Identify, in the records below, every line where the string "Gene" appears, and copy each such line.

==============================

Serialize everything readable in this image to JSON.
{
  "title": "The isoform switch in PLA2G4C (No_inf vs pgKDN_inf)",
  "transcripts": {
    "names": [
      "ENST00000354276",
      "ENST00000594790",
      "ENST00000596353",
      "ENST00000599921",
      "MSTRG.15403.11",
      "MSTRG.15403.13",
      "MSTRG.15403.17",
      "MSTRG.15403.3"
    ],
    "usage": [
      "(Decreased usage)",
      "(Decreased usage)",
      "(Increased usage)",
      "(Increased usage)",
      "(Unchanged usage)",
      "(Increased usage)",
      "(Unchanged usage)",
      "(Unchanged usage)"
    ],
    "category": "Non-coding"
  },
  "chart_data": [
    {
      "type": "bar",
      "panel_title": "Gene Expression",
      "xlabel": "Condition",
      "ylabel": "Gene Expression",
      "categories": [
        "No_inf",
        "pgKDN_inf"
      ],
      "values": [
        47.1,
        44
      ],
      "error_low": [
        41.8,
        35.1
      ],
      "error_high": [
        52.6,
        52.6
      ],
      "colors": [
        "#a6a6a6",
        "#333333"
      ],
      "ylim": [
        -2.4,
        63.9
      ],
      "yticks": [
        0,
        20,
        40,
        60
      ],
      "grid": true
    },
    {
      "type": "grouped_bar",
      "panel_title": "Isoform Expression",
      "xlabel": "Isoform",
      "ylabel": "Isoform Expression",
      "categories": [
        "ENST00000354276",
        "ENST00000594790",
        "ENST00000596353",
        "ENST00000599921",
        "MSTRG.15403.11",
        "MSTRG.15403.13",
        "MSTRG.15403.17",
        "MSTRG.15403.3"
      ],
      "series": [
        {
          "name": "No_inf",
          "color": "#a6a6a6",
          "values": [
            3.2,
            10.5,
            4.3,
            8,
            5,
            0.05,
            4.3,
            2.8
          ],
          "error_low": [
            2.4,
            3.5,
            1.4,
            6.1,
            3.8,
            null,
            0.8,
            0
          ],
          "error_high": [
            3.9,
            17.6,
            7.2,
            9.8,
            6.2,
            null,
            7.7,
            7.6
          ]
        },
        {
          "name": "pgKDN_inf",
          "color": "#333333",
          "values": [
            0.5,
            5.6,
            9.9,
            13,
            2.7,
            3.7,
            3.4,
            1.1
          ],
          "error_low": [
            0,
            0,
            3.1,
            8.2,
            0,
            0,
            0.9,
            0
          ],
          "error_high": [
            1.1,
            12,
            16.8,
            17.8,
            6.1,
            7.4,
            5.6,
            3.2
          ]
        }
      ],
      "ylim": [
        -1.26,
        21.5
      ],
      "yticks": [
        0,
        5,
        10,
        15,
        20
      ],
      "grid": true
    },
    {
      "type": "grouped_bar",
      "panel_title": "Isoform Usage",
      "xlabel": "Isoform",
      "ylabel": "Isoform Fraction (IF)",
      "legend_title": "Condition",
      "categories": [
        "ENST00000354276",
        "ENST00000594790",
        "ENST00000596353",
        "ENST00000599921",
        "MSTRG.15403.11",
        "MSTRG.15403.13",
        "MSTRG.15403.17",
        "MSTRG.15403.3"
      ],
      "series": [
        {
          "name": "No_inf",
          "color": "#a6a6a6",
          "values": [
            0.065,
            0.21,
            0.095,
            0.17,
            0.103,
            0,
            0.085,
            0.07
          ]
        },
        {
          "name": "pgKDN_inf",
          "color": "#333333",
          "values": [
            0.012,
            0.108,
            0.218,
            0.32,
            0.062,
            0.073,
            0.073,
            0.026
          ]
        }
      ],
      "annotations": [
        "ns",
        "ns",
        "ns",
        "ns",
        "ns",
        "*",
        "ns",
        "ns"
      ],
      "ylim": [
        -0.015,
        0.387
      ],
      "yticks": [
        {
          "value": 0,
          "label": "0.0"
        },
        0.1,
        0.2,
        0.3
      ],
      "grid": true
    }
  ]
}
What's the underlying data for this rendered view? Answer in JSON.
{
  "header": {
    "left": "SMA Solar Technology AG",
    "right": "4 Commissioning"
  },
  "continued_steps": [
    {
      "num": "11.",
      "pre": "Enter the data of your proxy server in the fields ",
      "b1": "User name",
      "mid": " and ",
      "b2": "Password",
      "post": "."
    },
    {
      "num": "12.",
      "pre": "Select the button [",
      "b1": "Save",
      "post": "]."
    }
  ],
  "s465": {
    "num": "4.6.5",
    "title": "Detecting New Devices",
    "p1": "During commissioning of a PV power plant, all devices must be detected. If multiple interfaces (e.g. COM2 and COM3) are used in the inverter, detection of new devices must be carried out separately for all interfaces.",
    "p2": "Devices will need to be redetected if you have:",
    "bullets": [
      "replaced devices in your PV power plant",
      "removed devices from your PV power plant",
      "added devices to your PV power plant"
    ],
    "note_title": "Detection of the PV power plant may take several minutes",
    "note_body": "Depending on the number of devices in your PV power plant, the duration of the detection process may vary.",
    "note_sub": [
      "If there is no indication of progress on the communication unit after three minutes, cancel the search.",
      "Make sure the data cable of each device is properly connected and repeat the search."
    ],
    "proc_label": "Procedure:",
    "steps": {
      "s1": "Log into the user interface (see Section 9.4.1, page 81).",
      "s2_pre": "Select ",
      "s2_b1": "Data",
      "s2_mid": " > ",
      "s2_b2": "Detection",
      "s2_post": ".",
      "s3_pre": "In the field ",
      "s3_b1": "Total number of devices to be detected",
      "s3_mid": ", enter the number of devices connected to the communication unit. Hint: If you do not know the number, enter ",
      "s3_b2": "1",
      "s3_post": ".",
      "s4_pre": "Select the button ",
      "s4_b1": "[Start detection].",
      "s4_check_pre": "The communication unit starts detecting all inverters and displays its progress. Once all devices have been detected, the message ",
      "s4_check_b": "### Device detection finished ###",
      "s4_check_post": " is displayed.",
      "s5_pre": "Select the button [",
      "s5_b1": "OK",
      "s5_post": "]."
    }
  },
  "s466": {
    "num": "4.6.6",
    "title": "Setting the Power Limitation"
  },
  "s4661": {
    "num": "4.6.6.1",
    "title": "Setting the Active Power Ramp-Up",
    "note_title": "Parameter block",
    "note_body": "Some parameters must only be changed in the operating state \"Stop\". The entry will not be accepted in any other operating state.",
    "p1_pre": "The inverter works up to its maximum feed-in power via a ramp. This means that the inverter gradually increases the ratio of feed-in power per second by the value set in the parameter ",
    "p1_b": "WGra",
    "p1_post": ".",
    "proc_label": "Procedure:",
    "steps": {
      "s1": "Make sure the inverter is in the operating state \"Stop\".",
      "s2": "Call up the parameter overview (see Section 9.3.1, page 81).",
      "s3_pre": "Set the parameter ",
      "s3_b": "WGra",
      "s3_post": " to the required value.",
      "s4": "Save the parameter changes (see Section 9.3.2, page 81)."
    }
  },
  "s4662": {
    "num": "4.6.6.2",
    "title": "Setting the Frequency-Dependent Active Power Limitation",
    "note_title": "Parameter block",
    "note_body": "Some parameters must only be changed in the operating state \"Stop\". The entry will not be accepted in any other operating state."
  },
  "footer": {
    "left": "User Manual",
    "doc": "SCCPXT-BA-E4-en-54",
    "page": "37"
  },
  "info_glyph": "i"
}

==============================

- [Task solution]:
      "panel_title": "Gene Expression",
      "ylabel": "Gene Expression",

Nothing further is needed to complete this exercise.